## WORK REQUIRED
Drop every picture and give the entries back exactly.

***

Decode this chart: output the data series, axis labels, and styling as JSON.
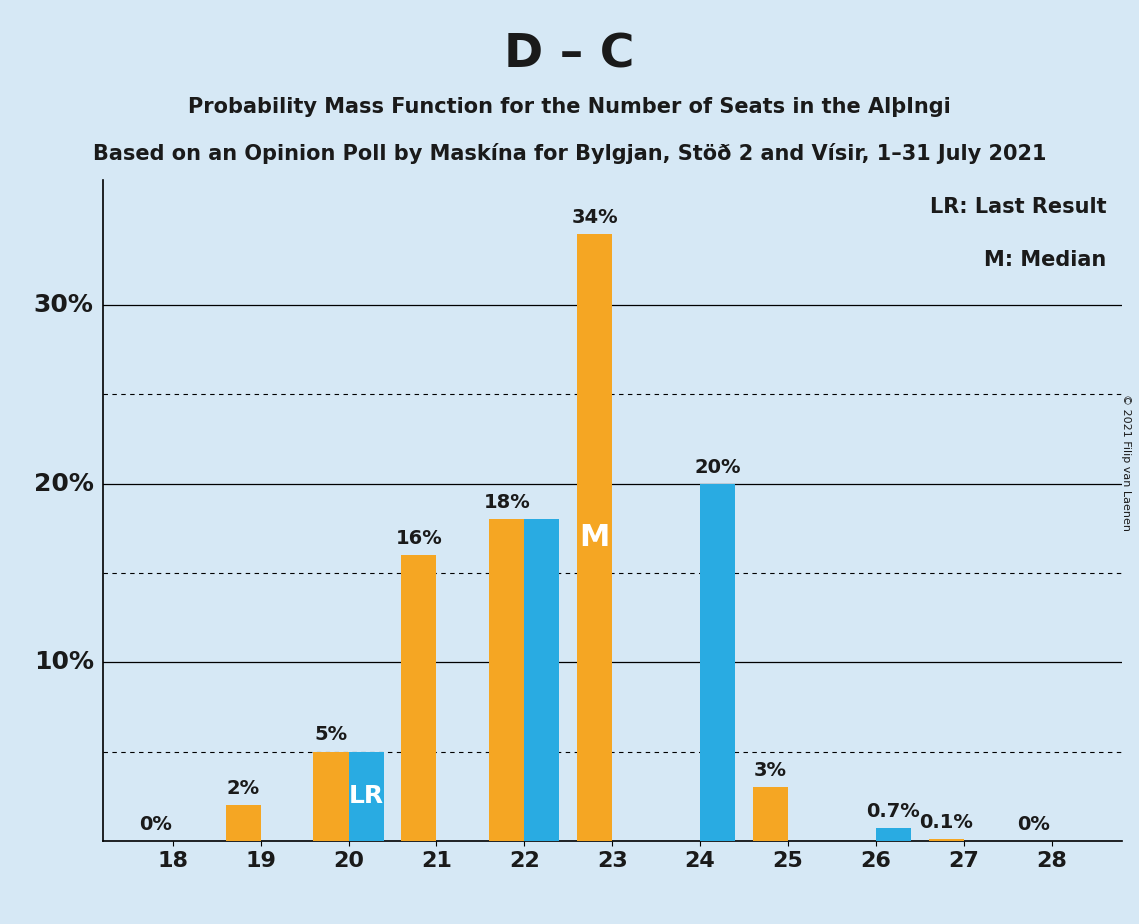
{
  "title": "D – C",
  "subtitle1": "Probability Mass Function for the Number of Seats in the AlþIngi",
  "subtitle2": "Based on an Opinion Poll by Maskína for Bylgjan, Stöð 2 and Vísir, 1–31 July 2021",
  "copyright": "© 2021 Filip van Laenen",
  "seats": [
    18,
    19,
    20,
    21,
    22,
    23,
    24,
    25,
    26,
    27,
    28
  ],
  "orange_values": [
    0.0,
    2.0,
    5.0,
    16.0,
    18.0,
    34.0,
    0.0,
    3.0,
    0.0,
    0.1,
    0.0
  ],
  "blue_values": [
    0.0,
    0.0,
    5.0,
    0.0,
    18.0,
    0.0,
    20.0,
    0.0,
    0.7,
    0.0,
    0.0
  ],
  "orange_labels": [
    "0%",
    "2%",
    "5%",
    "16%",
    "18%",
    "34%",
    "",
    "3%",
    "",
    "0.1%",
    "0%"
  ],
  "blue_labels": [
    "",
    "",
    "",
    "",
    "",
    "",
    "20%",
    "",
    "0.7%",
    "",
    ""
  ],
  "orange_color": "#F5A623",
  "blue_color": "#29ABE2",
  "background_color": "#D6E8F5",
  "text_color": "#1a1a1a",
  "ylim_max": 37,
  "ylabel_ticks": [
    10,
    20,
    30
  ],
  "ylabel_labels": [
    "10%",
    "20%",
    "30%"
  ],
  "solid_gridlines": [
    10,
    20,
    30
  ],
  "dotted_gridlines": [
    5,
    15,
    25
  ],
  "lr_seat": 20,
  "median_seat": 23,
  "legend_lr": "LR: Last Result",
  "legend_m": "M: Median",
  "bar_width": 0.4,
  "label_fontsize": 14,
  "tick_fontsize": 16,
  "ylabel_fontsize": 18,
  "title_fontsize": 34,
  "subtitle1_fontsize": 15,
  "subtitle2_fontsize": 15,
  "legend_fontsize": 15,
  "lr_label_fontsize": 18,
  "m_label_fontsize": 22
}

***

## COMPLETED TASK
Decode this chart: output the data series, axis labels, and styling as JSON.
{
  "title": "D – C",
  "subtitle1": "Probability Mass Function for the Number of Seats in the AlþIngi",
  "subtitle2": "Based on an Opinion Poll by Maskína for Bylgjan, Stöð 2 and Vísir, 1–31 July 2021",
  "copyright": "© 2021 Filip van Laenen",
  "seats": [
    18,
    19,
    20,
    21,
    22,
    23,
    24,
    25,
    26,
    27,
    28
  ],
  "orange_values": [
    0.0,
    2.0,
    5.0,
    16.0,
    18.0,
    34.0,
    0.0,
    3.0,
    0.0,
    0.1,
    0.0
  ],
  "blue_values": [
    0.0,
    0.0,
    5.0,
    0.0,
    18.0,
    0.0,
    20.0,
    0.0,
    0.7,
    0.0,
    0.0
  ],
  "orange_labels": [
    "0%",
    "2%",
    "5%",
    "16%",
    "18%",
    "34%",
    "",
    "3%",
    "",
    "0.1%",
    "0%"
  ],
  "blue_labels": [
    "",
    "",
    "",
    "",
    "",
    "",
    "20%",
    "",
    "0.7%",
    "",
    ""
  ],
  "orange_color": "#F5A623",
  "blue_color": "#29ABE2",
  "background_color": "#D6E8F5",
  "text_color": "#1a1a1a",
  "ylim_max": 37,
  "ylabel_ticks": [
    10,
    20,
    30
  ],
  "ylabel_labels": [
    "10%",
    "20%",
    "30%"
  ],
  "solid_gridlines": [
    10,
    20,
    30
  ],
  "dotted_gridlines": [
    5,
    15,
    25
  ],
  "lr_seat": 20,
  "median_seat": 23,
  "legend_lr": "LR: Last Result",
  "legend_m": "M: Median",
  "bar_width": 0.4,
  "label_fontsize": 14,
  "tick_fontsize": 16,
  "ylabel_fontsize": 18,
  "title_fontsize": 34,
  "subtitle1_fontsize": 15,
  "subtitle2_fontsize": 15,
  "legend_fontsize": 15,
  "lr_label_fontsize": 18,
  "m_label_fontsize": 22
}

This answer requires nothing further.